-- What the task asks --
Give the number of lines that contain the string "allergiques", please, and nothing else.

(Items from a data source)

* START *

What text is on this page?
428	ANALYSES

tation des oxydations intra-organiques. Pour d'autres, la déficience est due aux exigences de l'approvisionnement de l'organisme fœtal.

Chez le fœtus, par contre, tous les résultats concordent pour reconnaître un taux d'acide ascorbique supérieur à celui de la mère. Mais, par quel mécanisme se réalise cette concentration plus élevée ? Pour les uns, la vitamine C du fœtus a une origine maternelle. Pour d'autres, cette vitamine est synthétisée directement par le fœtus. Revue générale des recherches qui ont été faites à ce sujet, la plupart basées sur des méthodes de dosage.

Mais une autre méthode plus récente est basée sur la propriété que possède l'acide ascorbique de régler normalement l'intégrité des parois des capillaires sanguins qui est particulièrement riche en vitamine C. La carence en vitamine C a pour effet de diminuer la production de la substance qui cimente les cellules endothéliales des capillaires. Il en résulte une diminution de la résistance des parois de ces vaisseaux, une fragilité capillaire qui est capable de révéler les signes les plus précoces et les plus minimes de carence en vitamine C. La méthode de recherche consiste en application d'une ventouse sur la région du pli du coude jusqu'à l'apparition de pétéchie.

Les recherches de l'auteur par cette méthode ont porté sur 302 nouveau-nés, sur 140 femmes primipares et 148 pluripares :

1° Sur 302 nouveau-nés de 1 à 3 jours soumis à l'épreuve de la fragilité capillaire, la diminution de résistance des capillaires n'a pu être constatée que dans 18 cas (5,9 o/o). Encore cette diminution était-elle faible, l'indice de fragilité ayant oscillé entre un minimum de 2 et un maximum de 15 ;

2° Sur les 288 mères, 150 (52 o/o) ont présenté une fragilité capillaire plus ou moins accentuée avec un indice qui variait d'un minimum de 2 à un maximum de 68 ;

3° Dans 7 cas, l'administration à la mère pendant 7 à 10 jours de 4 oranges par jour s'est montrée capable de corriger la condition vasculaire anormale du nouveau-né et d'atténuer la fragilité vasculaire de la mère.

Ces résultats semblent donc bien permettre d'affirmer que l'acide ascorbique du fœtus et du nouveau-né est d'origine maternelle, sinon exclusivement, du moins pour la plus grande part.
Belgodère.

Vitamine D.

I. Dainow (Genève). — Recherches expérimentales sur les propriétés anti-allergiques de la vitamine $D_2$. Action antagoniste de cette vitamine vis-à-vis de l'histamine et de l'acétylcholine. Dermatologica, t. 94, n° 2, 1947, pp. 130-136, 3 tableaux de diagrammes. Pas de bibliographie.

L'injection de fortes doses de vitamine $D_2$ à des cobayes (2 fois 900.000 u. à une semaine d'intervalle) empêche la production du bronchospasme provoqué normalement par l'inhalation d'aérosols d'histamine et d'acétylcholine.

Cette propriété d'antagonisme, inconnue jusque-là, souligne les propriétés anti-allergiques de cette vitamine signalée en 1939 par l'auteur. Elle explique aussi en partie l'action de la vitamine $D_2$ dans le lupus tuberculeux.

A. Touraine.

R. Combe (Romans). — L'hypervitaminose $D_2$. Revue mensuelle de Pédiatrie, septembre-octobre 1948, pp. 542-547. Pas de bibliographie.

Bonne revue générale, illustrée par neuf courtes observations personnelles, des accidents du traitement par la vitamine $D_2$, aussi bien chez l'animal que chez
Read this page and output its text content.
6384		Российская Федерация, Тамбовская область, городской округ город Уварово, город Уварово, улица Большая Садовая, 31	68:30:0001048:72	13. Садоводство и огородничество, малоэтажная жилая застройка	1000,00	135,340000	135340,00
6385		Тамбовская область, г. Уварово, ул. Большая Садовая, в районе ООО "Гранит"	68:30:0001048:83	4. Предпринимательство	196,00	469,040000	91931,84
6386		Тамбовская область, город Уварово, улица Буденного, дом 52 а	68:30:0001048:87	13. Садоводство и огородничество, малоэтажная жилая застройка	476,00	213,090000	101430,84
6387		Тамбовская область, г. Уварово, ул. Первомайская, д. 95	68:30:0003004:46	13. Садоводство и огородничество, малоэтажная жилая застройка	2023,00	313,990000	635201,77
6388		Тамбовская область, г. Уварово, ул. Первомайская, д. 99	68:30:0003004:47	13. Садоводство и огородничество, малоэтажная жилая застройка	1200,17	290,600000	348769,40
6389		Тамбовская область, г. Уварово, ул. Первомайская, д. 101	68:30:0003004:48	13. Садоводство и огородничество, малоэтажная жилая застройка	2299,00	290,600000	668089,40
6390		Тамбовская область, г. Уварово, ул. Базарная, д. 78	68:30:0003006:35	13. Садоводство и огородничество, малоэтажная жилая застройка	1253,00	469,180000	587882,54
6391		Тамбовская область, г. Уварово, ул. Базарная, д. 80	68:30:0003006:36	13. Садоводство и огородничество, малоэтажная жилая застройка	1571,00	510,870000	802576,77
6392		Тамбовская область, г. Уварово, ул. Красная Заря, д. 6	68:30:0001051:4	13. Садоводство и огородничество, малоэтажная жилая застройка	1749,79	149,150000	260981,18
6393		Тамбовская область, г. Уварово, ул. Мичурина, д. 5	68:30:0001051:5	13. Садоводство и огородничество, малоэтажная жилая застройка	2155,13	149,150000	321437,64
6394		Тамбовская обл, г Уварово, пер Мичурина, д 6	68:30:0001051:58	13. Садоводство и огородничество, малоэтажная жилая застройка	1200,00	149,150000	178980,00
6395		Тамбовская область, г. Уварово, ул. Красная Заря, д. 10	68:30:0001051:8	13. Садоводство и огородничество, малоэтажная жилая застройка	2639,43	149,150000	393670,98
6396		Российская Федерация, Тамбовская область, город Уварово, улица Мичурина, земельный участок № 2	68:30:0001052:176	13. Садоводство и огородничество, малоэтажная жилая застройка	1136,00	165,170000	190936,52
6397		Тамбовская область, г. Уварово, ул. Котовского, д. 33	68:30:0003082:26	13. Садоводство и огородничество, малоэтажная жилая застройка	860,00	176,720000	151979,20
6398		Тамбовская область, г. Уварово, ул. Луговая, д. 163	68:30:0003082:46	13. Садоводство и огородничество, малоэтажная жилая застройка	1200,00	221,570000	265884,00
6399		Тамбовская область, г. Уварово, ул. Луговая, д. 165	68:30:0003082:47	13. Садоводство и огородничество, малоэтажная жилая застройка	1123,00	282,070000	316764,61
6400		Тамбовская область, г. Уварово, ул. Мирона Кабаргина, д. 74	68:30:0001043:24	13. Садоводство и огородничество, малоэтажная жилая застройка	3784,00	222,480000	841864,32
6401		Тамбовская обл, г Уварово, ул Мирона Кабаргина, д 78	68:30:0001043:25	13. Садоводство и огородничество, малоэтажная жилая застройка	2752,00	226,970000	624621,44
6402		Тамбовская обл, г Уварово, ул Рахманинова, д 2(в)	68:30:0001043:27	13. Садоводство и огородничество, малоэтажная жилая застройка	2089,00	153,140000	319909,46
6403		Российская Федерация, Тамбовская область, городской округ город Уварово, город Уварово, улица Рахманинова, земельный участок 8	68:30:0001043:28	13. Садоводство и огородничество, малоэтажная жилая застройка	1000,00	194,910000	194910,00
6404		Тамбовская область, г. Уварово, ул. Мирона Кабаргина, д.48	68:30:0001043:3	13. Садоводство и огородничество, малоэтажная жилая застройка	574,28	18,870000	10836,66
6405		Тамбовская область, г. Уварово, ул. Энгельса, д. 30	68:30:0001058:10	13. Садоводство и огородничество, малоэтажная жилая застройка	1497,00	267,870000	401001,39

* END *

-- Task result --
2